SHORT EXERCISE: Nothing in the records may be left out or altered; reproduce them all exactly.

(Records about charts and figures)
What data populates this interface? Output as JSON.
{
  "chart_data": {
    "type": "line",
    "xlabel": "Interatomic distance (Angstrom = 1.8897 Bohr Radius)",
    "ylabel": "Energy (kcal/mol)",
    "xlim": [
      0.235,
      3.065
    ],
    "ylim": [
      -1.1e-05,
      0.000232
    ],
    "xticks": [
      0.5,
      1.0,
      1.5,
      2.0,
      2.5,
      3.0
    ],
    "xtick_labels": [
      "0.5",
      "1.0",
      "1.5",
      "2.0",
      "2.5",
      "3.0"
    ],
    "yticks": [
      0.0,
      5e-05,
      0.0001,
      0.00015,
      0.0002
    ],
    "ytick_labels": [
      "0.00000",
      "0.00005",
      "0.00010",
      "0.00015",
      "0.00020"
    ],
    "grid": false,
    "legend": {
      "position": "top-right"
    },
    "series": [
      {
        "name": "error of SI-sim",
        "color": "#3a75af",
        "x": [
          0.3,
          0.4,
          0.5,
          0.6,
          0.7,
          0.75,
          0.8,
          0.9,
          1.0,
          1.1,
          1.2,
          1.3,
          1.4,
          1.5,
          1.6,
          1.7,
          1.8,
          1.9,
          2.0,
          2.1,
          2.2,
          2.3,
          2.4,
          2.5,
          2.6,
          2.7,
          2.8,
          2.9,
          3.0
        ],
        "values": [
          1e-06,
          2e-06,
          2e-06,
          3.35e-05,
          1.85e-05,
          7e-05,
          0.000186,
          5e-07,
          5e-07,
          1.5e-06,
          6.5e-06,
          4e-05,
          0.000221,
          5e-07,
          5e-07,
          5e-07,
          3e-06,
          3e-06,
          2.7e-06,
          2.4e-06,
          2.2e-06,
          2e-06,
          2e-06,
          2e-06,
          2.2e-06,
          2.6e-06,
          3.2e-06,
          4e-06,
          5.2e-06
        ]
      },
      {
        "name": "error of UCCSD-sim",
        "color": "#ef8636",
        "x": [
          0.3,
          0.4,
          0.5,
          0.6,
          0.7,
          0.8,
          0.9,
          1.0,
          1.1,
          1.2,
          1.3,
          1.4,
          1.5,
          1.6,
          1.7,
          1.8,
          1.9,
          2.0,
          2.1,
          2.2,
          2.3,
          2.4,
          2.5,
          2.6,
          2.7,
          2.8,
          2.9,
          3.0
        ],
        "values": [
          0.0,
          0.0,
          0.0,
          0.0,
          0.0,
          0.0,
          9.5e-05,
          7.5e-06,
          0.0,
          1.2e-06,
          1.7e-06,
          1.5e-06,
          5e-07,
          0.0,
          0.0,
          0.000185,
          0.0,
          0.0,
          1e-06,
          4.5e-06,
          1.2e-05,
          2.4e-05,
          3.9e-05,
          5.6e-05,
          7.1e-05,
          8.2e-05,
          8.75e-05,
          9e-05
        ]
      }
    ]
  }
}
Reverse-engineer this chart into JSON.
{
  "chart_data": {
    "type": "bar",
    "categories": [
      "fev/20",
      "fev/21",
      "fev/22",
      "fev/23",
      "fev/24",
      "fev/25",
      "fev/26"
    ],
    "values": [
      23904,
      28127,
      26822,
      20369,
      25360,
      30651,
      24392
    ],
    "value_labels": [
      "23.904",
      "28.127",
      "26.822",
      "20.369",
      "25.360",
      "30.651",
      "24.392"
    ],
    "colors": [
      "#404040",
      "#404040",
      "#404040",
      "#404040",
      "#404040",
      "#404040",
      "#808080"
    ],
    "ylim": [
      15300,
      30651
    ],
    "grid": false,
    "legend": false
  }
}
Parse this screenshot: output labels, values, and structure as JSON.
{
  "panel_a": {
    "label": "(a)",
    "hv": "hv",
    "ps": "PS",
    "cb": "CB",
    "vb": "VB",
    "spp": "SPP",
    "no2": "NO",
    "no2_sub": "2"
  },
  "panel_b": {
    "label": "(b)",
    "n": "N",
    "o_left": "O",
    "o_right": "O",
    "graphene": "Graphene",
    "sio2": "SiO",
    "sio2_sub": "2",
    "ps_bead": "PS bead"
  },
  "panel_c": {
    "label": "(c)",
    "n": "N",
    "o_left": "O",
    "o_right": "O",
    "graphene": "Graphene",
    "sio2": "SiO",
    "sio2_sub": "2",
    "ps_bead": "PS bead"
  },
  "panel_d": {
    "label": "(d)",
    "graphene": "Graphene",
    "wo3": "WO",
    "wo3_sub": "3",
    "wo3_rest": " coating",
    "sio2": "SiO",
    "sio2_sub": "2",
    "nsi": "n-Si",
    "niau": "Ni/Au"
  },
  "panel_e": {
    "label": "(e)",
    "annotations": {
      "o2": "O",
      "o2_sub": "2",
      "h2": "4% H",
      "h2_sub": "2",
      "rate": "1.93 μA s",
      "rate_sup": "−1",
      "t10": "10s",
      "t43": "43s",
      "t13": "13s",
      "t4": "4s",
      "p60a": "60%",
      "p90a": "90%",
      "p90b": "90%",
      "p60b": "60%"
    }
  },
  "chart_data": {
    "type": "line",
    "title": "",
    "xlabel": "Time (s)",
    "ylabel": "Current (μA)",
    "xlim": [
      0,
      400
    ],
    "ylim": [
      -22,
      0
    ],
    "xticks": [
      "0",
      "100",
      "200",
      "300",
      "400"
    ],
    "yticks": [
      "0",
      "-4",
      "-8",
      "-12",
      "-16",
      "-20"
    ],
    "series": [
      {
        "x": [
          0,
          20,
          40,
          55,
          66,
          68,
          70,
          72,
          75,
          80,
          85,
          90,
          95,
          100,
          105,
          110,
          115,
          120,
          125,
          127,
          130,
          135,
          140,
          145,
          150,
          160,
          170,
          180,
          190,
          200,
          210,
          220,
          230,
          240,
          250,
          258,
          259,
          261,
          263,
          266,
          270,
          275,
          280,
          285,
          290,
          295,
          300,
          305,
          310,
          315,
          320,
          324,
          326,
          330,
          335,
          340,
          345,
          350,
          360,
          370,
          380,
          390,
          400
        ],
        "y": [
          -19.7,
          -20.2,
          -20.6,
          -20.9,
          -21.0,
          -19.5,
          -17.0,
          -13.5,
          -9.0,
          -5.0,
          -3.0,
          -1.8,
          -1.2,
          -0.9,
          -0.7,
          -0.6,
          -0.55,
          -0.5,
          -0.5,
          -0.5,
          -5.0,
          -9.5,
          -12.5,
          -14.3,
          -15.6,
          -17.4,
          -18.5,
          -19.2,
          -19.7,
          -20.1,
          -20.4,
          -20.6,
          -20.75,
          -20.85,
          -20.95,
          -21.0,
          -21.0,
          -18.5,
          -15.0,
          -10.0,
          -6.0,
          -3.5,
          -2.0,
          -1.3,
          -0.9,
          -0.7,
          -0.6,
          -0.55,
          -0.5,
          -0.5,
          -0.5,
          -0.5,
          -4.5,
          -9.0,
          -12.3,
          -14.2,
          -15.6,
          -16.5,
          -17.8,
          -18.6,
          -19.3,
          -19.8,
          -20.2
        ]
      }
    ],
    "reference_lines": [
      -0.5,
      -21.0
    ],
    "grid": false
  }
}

EXERCISE RESPONSE:
What data populates this interface? Output as JSON.
{
  "chart_data": {
    "type": "line",
    "xlabel": "Interatomic distance (Angstrom = 1.8897 Bohr Radius)",
    "ylabel": "Energy (kcal/mol)",
    "xlim": [
      0.235,
      3.065
    ],
    "ylim": [
      -1.1e-05,
      0.000232
    ],
    "xticks": [
      0.5,
      1.0,
      1.5,
      2.0,
      2.5,
      3.0
    ],
    "xtick_labels": [
      "0.5",
      "1.0",
      "1.5",
      "2.0",
      "2.5",
      "3.0"
    ],
    "yticks": [
      0.0,
      5e-05,
      0.0001,
      0.00015,
      0.0002
    ],
    "ytick_labels": [
      "0.00000",
      "0.00005",
      "0.00010",
      "0.00015",
      "0.00020"
    ],
    "grid": false,
    "legend": {
      "position": "top-right"
    },
    "series": [
      {
        "name": "error of SI-sim",
        "color": "#3a75af",
        "x": [
          0.3,
          0.4,
          0.5,
          0.6,
          0.7,
          0.75,
          0.8,
          0.9,
          1.0,
          1.1,
          1.2,
          1.3,
          1.4,
          1.5,
          1.6,
          1.7,
          1.8,
          1.9,
          2.0,
          2.1,
          2.2,
          2.3,
          2.4,
          2.5,
          2.6,
          2.7,
          2.8,
          2.9,
          3.0
        ],
        "values": [
          1e-06,
          2e-06,
          2e-06,
          3.35e-05,
          1.85e-05,
          7e-05,
          0.000186,
          5e-07,
          5e-07,
          1.5e-06,
          6.5e-06,
          4e-05,
          0.000221,
          5e-07,
          5e-07,
          5e-07,
          3e-06,
          3e-06,
          2.7e-06,
          2.4e-06,
          2.2e-06,
          2e-06,
          2e-06,
          2e-06,
          2.2e-06,
          2.6e-06,
          3.2e-06,
          4e-06,
          5.2e-06
        ]
      },
      {
        "name": "error of UCCSD-sim",
        "color": "#ef8636",
        "x": [
          0.3,
          0.4,
          0.5,
          0.6,
          0.7,
          0.8,
          0.9,
          1.0,
          1.1,
          1.2,
          1.3,
          1.4,
          1.5,
          1.6,
          1.7,
          1.8,
          1.9,
          2.0,
          2.1,
          2.2,
          2.3,
          2.4,
          2.5,
          2.6,
          2.7,
          2.8,
          2.9,
          3.0
        ],
        "values": [
          0.0,
          0.0,
          0.0,
          0.0,
          0.0,
          0.0,
          9.5e-05,
          7.5e-06,
          0.0,
          1.2e-06,
          1.7e-06,
          1.5e-06,
          5e-07,
          0.0,
          0.0,
          0.000185,
          0.0,
          0.0,
          1e-06,
          4.5e-06,
          1.2e-05,
          2.4e-05,
          3.9e-05,
          5.6e-05,
          7.1e-05,
          8.2e-05,
          8.75e-05,
          9e-05
        ]
      }
    ]
  }
}
Reverse-engineer this chart into JSON.
{
  "chart_data": {
    "type": "bar",
    "categories": [
      "fev/20",
      "fev/21",
      "fev/22",
      "fev/23",
      "fev/24",
      "fev/25",
      "fev/26"
    ],
    "values": [
      23904,
      28127,
      26822,
      20369,
      25360,
      30651,
      24392
    ],
    "value_labels": [
      "23.904",
      "28.127",
      "26.822",
      "20.369",
      "25.360",
      "30.651",
      "24.392"
    ],
    "colors": [
      "#404040",
      "#404040",
      "#404040",
      "#404040",
      "#404040",
      "#404040",
      "#808080"
    ],
    "ylim": [
      15300,
      30651
    ],
    "grid": false,
    "legend": false
  }
}
Parse this screenshot: output labels, values, and structure as JSON.
{
  "panel_a": {
    "label": "(a)",
    "hv": "hv",
    "ps": "PS",
    "cb": "CB",
    "vb": "VB",
    "spp": "SPP",
    "no2": "NO",
    "no2_sub": "2"
  },
  "panel_b": {
    "label": "(b)",
    "n": "N",
    "o_left": "O",
    "o_right": "O",
    "graphene": "Graphene",
    "sio2": "SiO",
    "sio2_sub": "2",
    "ps_bead": "PS bead"
  },
  "panel_c": {
    "label": "(c)",
    "n": "N",
    "o_left": "O",
    "o_right": "O",
    "graphene": "Graphene",
    "sio2": "SiO",
    "sio2_sub": "2",
    "ps_bead": "PS bead"
  },
  "panel_d": {
    "label": "(d)",
    "graphene": "Graphene",
    "wo3": "WO",
    "wo3_sub": "3",
    "wo3_rest": " coating",
    "sio2": "SiO",
    "sio2_sub": "2",
    "nsi": "n-Si",
    "niau": "Ni/Au"
  },
  "panel_e": {
    "label": "(e)",
    "annotations": {
      "o2": "O",
      "o2_sub": "2",
      "h2": "4% H",
      "h2_sub": "2",
      "rate": "1.93 μA s",
      "rate_sup": "−1",
      "t10": "10s",
      "t43": "43s",
      "t13": "13s",
      "t4": "4s",
      "p60a": "60%",
      "p90a": "90%",
      "p90b": "90%",
      "p60b": "60%"
    }
  },
  "chart_data": {
    "type": "line",
    "title": "",
    "xlabel": "Time (s)",
    "ylabel": "Current (μA)",
    "xlim": [
      0,
      400
    ],
    "ylim": [
      -22,
      0
    ],
    "xticks": [
      "0",
      "100",
      "200",
      "300",
      "400"
    ],
    "yticks": [
      "0",
      "-4",
      "-8",
      "-12",
      "-16",
      "-20"
    ],
    "series": [
      {
        "x": [
          0,
          20,
          40,
          55,
          66,
          68,
          70,
          72,
          75,
          80,
          85,
          90,
          95,
          100,
          105,
          110,
          115,
          120,
          125,
          127,
          130,
          135,
          140,
          145,
          150,
          160,
          170,
          180,
          190,
          200,
          210,
          220,
          230,
          240,
          250,
          258,
          259,
          261,
          263,
          266,
          270,
          275,
          280,
          285,
          290,
          295,
          300,
          305,
          310,
          315,
          320,
          324,
          326,
          330,
          335,
          340,
          345,
          350,
          360,
          370,
          380,
          390,
          400
        ],
        "y": [
          -19.7,
          -20.2,
          -20.6,
          -20.9,
          -21.0,
          -19.5,
          -17.0,
          -13.5,
          -9.0,
          -5.0,
          -3.0,
          -1.8,
          -1.2,
          -0.9,
          -0.7,
          -0.6,
          -0.55,
          -0.5,
          -0.5,
          -0.5,
          -5.0,
          -9.5,
          -12.5,
          -14.3,
          -15.6,
          -17.4,
          -18.5,
          -19.2,
          -19.7,
          -20.1,
          -20.4,
          -20.6,
          -20.75,
          -20.85,
          -20.95,
          -21.0,
          -21.0,
          -18.5,
          -15.0,
          -10.0,
          -6.0,
          -3.5,
          -2.0,
          -1.3,
          -0.9,
          -0.7,
          -0.6,
          -0.55,
          -0.5,
          -0.5,
          -0.5,
          -0.5,
          -4.5,
          -9.0,
          -12.3,
          -14.2,
          -15.6,
          -16.5,
          -17.8,
          -18.6,
          -19.3,
          -19.8,
          -20.2
        ]
      }
    ],
    "reference_lines": [
      -0.5,
      -21.0
    ],
    "grid": false
  }
}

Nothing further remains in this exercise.